##### RECORDS SUPPLIED #####

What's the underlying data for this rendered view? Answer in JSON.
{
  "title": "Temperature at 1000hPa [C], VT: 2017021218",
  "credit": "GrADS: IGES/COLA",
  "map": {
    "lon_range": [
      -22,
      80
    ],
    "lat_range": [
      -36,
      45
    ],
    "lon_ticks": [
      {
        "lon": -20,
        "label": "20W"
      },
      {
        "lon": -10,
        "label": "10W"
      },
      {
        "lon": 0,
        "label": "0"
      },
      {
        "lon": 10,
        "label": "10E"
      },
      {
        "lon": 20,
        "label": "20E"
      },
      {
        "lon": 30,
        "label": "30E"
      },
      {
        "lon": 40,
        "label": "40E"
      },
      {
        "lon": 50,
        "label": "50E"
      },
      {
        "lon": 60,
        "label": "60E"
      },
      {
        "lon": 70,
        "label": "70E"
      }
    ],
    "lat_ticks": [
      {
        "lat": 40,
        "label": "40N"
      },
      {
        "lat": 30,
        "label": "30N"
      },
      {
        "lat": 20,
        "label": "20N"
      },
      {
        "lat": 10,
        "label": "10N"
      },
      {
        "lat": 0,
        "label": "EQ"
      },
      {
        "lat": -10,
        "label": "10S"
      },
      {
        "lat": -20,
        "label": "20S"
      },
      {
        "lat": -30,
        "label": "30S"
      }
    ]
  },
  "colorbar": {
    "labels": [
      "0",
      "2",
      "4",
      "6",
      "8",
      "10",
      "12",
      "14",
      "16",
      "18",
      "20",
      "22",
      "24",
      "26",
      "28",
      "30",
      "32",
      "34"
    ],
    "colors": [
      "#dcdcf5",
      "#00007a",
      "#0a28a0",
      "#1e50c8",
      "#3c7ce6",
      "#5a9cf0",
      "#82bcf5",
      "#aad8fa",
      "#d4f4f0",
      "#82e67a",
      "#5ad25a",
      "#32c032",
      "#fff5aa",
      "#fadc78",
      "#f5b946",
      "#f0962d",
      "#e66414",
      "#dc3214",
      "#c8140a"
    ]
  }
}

#####

▶ _GOAL_
All of the entries need to be reproduced exactly; please write them out.

▶ _IN RESPONSE_
What's the underlying data for this rendered view? Answer in JSON.
{
  "title": "Temperature at 1000hPa [C], VT: 2017021218",
  "credit": "GrADS: IGES/COLA",
  "map": {
    "lon_range": [
      -22,
      80
    ],
    "lat_range": [
      -36,
      45
    ],
    "lon_ticks": [
      {
        "lon": -20,
        "label": "20W"
      },
      {
        "lon": -10,
        "label": "10W"
      },
      {
        "lon": 0,
        "label": "0"
      },
      {
        "lon": 10,
        "label": "10E"
      },
      {
        "lon": 20,
        "label": "20E"
      },
      {
        "lon": 30,
        "label": "30E"
      },
      {
        "lon": 40,
        "label": "40E"
      },
      {
        "lon": 50,
        "label": "50E"
      },
      {
        "lon": 60,
        "label": "60E"
      },
      {
        "lon": 70,
        "label": "70E"
      }
    ],
    "lat_ticks": [
      {
        "lat": 40,
        "label": "40N"
      },
      {
        "lat": 30,
        "label": "30N"
      },
      {
        "lat": 20,
        "label": "20N"
      },
      {
        "lat": 10,
        "label": "10N"
      },
      {
        "lat": 0,
        "label": "EQ"
      },
      {
        "lat": -10,
        "label": "10S"
      },
      {
        "lat": -20,
        "label": "20S"
      },
      {
        "lat": -30,
        "label": "30S"
      }
    ]
  },
  "colorbar": {
    "labels": [
      "0",
      "2",
      "4",
      "6",
      "8",
      "10",
      "12",
      "14",
      "16",
      "18",
      "20",
      "22",
      "24",
      "26",
      "28",
      "30",
      "32",
      "34"
    ],
    "colors": [
      "#dcdcf5",
      "#00007a",
      "#0a28a0",
      "#1e50c8",
      "#3c7ce6",
      "#5a9cf0",
      "#82bcf5",
      "#aad8fa",
      "#d4f4f0",
      "#82e67a",
      "#5ad25a",
      "#32c032",
      "#fff5aa",
      "#fadc78",
      "#f5b946",
      "#f0962d",
      "#e66414",
      "#dc3214",
      "#c8140a"
    ]
  }
}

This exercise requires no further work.